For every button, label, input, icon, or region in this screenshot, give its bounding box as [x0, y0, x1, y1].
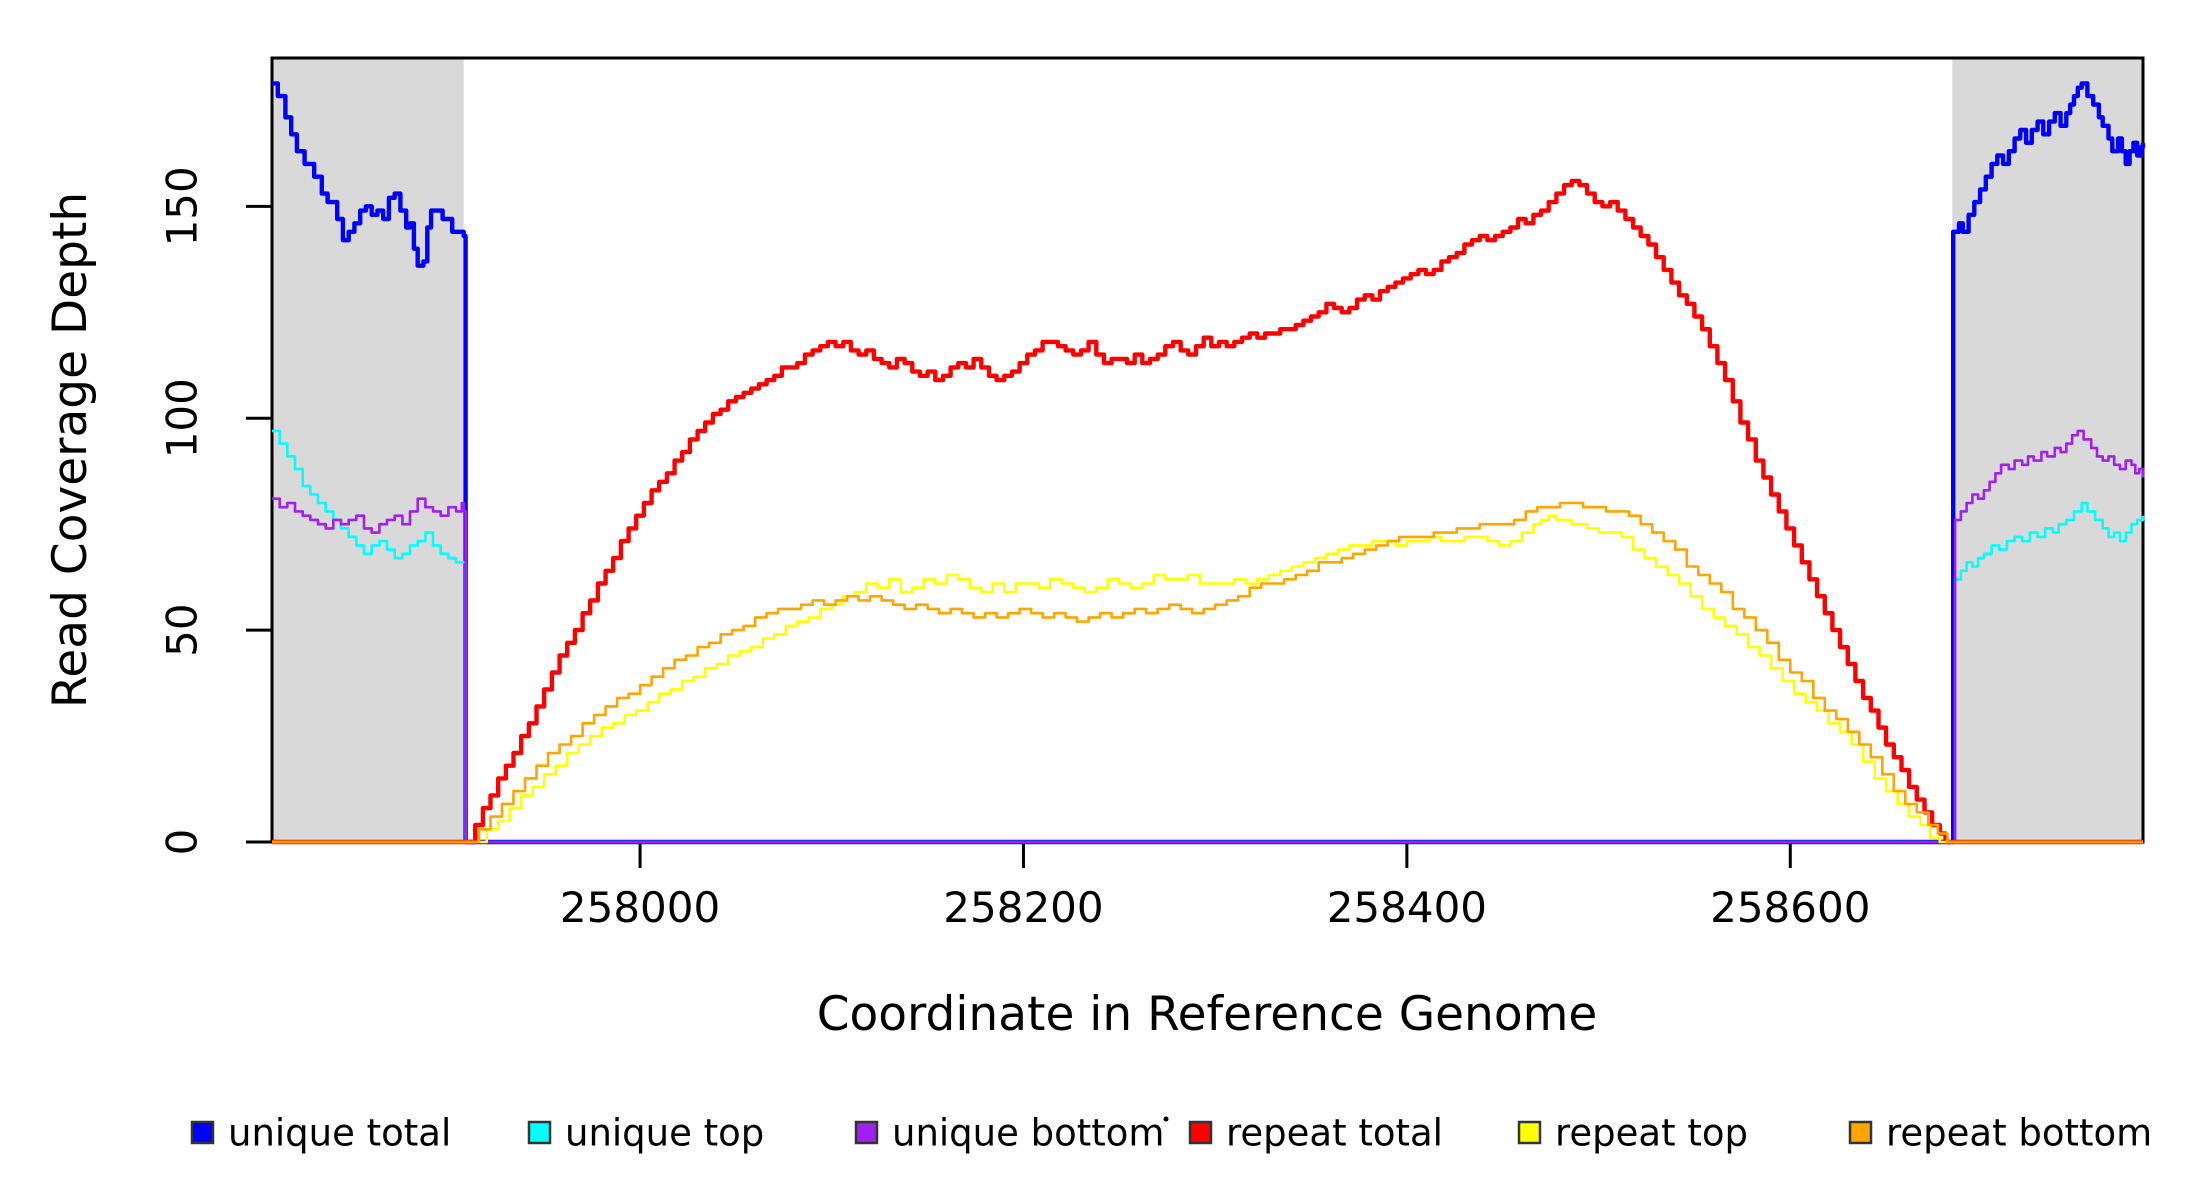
legend-label-unique-top: unique top: [565, 1112, 764, 1155]
series-unique-top: [272, 429, 2145, 844]
x-axis-title: Coordinate in Reference Genome: [817, 987, 1598, 1042]
legend-label-unique-bottom: unique bottom: [892, 1112, 1164, 1155]
legend-item-unique-total: unique total: [190, 1112, 451, 1155]
legend-swatch-unique-top: [527, 1120, 552, 1145]
legend-item-repeat-bottom: repeat bottom: [1848, 1112, 2152, 1155]
legend-label-repeat-bottom: repeat bottom: [1886, 1112, 2152, 1155]
stray-dot: [1163, 1116, 1169, 1122]
y-tick-label: 50: [158, 603, 207, 656]
series-unique-total: [272, 81, 2146, 845]
series-repeat-top: [272, 514, 2143, 844]
legend-item-unique-top: unique top: [527, 1112, 764, 1155]
shaded-region-left-flank: [272, 58, 464, 842]
legend-item-repeat-total: repeat total: [1188, 1112, 1443, 1155]
y-tick-label: 0: [158, 829, 207, 856]
series-repeat-bottom: [272, 501, 2143, 844]
legend-swatch-repeat-bottom: [1848, 1120, 1873, 1145]
legend-label-unique-total: unique total: [228, 1112, 451, 1155]
data-series: [272, 81, 2146, 845]
series-unique-bottom: [272, 429, 2145, 844]
x-tick-label: 258200: [943, 883, 1103, 932]
y-axis-title: Read Coverage Depth: [43, 192, 98, 708]
legend-swatch-repeat-top: [1517, 1120, 1542, 1145]
legend-label-repeat-top: repeat top: [1555, 1112, 1748, 1155]
legend: unique total unique top unique bottom repea…: [190, 1112, 2152, 1155]
series-repeat-total: [272, 178, 2143, 845]
legend-swatch-unique-bottom: [854, 1120, 879, 1145]
legend-label-repeat-total: repeat total: [1226, 1112, 1443, 1155]
legend-item-unique-bottom: unique bottom: [854, 1112, 1164, 1155]
shaded-region-right-flank: [1952, 58, 2143, 842]
legend-swatch-repeat-total: [1188, 1120, 1213, 1145]
legend-item-repeat-top: repeat top: [1517, 1112, 1748, 1155]
y-tick-label: 150: [158, 166, 207, 246]
x-tick-label: 258600: [1710, 883, 1870, 932]
y-tick-label: 100: [158, 378, 207, 458]
x-axis-ticks: 258000 258200 258400 258600: [560, 842, 1870, 932]
legend-swatch-unique-total: [190, 1120, 215, 1145]
x-tick-label: 258400: [1327, 883, 1487, 932]
x-tick-label: 258000: [560, 883, 720, 932]
y-axis-ticks: 0 50 100 150: [158, 166, 272, 856]
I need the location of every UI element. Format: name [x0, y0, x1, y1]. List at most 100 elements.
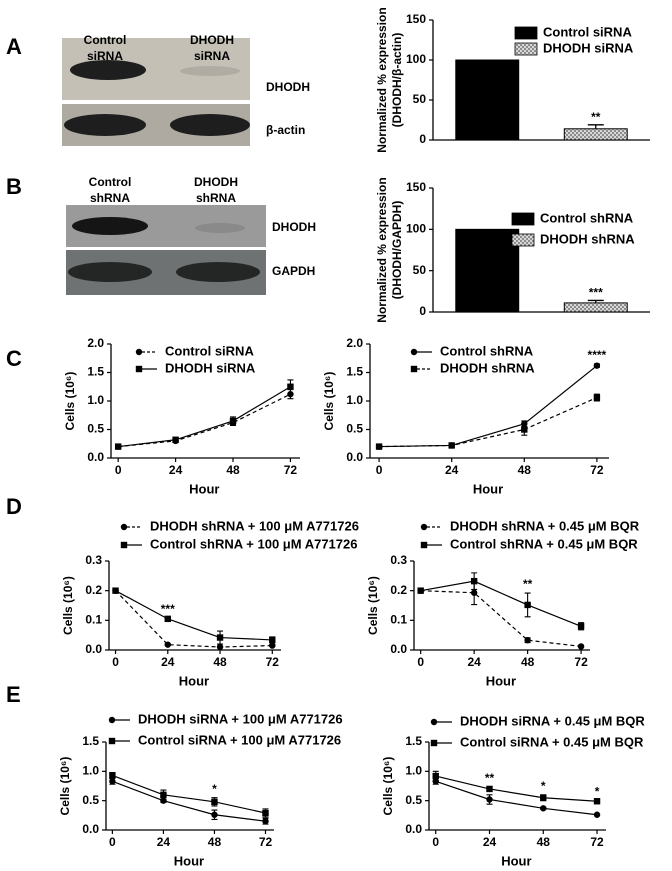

### Task goal:
Return the entries exactly as given. Do not include pictures.

### Exercise result:
For every button, label, input, icon, or region in this screenshot, give its bounding box as [x0, y0, x1, y1].
legend-label-unique-top: unique top: [565, 1112, 764, 1155]
series-unique-top: [272, 429, 2145, 844]
x-axis-title: Coordinate in Reference Genome: [817, 987, 1598, 1042]
legend-label-unique-bottom: unique bottom: [892, 1112, 1164, 1155]
legend-item-unique-total: unique total: [190, 1112, 451, 1155]
legend-swatch-unique-top: [527, 1120, 552, 1145]
legend-item-repeat-bottom: repeat bottom: [1848, 1112, 2152, 1155]
legend-label-repeat-bottom: repeat bottom: [1886, 1112, 2152, 1155]
stray-dot: [1163, 1116, 1169, 1122]
y-tick-label: 50: [158, 603, 207, 656]
series-unique-total: [272, 81, 2146, 845]
series-repeat-top: [272, 514, 2143, 844]
legend-item-unique-top: unique top: [527, 1112, 764, 1155]
shaded-region-left-flank: [272, 58, 464, 842]
legend-item-repeat-total: repeat total: [1188, 1112, 1443, 1155]
y-tick-label: 0: [158, 829, 207, 856]
series-repeat-bottom: [272, 501, 2143, 844]
legend-swatch-repeat-bottom: [1848, 1120, 1873, 1145]
legend-label-unique-total: unique total: [228, 1112, 451, 1155]
data-series: [272, 81, 2146, 845]
series-unique-bottom: [272, 429, 2145, 844]
x-tick-label: 258200: [943, 883, 1103, 932]
y-axis-title: Read Coverage Depth: [43, 192, 98, 708]
legend-swatch-repeat-top: [1517, 1120, 1542, 1145]
legend-label-repeat-top: repeat top: [1555, 1112, 1748, 1155]
legend: unique total unique top unique bottom repea…: [190, 1112, 2152, 1155]
series-repeat-total: [272, 178, 2143, 845]
legend-swatch-unique-bottom: [854, 1120, 879, 1145]
legend-label-repeat-total: repeat total: [1226, 1112, 1443, 1155]
legend-item-unique-bottom: unique bottom: [854, 1112, 1164, 1155]
shaded-region-right-flank: [1952, 58, 2143, 842]
legend-swatch-repeat-total: [1188, 1120, 1213, 1145]
legend-item-repeat-top: repeat top: [1517, 1112, 1748, 1155]
y-tick-label: 150: [158, 166, 207, 246]
x-tick-label: 258600: [1710, 883, 1870, 932]
y-tick-label: 100: [158, 378, 207, 458]
x-axis-ticks: 258000 258200 258400 258600: [560, 842, 1870, 932]
legend-swatch-unique-total: [190, 1120, 215, 1145]
x-tick-label: 258400: [1327, 883, 1487, 932]
x-tick-label: 258000: [560, 883, 720, 932]
y-axis-ticks: 0 50 100 150: [158, 166, 272, 856]
I need the location of every UI element. Format: name [x0, y0, x1, y1]. List at most 100 elements.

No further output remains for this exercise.